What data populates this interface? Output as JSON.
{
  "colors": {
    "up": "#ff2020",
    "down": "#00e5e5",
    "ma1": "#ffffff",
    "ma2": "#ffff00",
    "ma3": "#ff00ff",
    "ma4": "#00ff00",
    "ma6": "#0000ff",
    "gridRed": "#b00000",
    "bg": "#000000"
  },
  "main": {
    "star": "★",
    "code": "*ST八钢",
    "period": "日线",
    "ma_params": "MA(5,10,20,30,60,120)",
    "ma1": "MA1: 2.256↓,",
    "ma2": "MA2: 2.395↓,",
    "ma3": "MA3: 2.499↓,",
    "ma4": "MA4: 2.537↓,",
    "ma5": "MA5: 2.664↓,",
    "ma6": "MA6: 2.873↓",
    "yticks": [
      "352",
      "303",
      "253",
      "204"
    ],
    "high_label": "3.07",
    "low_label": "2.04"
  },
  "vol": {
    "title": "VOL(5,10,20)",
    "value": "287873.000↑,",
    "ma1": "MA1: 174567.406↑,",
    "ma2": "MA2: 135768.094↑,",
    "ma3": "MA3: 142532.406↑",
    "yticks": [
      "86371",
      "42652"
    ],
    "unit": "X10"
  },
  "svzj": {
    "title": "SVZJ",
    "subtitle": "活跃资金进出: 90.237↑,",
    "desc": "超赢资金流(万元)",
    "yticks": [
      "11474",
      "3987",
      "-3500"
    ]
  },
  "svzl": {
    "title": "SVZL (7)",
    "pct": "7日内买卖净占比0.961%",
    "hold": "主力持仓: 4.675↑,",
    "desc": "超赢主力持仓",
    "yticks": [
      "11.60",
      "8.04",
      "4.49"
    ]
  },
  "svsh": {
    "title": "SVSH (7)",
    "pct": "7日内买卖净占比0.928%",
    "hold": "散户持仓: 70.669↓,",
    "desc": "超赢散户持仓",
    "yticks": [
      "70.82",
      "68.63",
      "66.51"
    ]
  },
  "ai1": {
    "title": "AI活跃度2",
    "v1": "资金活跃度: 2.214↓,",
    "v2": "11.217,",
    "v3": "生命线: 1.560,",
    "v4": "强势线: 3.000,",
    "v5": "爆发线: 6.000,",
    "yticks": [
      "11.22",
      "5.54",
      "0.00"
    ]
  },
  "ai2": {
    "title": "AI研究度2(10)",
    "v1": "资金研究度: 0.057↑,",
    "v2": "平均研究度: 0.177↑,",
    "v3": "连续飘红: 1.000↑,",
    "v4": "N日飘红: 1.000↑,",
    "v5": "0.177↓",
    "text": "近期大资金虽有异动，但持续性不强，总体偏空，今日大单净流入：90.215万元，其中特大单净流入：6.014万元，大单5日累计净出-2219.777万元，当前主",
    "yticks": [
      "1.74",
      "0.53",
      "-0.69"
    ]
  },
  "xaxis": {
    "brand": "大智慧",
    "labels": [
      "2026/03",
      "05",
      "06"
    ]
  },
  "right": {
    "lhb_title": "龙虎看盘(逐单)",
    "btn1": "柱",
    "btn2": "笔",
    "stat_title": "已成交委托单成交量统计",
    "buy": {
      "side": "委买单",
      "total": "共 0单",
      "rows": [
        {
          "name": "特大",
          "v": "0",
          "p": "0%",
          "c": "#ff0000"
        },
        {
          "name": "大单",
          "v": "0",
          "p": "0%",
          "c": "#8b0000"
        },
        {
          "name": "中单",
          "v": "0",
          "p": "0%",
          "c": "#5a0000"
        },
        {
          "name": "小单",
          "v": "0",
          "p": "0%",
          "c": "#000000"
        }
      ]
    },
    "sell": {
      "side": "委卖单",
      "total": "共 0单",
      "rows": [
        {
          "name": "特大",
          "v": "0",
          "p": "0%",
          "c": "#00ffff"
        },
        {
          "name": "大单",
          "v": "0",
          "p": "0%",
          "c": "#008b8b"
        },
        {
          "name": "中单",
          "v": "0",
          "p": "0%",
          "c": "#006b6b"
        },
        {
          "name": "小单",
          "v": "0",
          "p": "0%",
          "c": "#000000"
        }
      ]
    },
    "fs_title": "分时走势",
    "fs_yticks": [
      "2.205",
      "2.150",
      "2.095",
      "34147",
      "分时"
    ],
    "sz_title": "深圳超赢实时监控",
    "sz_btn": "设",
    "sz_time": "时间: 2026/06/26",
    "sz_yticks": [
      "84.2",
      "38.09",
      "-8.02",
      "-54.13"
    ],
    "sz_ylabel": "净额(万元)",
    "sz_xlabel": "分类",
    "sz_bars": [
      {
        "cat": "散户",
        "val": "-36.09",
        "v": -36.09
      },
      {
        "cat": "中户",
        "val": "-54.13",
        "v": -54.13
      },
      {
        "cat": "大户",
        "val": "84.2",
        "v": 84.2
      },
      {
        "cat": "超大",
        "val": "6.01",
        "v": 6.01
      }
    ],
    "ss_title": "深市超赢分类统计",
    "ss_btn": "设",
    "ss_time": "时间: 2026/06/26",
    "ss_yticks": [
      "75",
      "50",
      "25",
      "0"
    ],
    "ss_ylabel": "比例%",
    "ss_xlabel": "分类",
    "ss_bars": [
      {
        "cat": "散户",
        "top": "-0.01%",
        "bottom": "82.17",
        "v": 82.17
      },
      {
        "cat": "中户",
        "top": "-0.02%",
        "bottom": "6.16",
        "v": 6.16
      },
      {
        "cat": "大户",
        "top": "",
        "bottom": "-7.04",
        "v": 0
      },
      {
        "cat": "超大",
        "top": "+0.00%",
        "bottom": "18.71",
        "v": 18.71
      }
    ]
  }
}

- _Exercise_:
Identify the lines of the entries containing the string "bottom". Copy each such line.

- _Result of this task_:
        "bottom": "82.17",
        "bottom": "6.16",
        "bottom": "-7.04",
        "bottom": "18.71",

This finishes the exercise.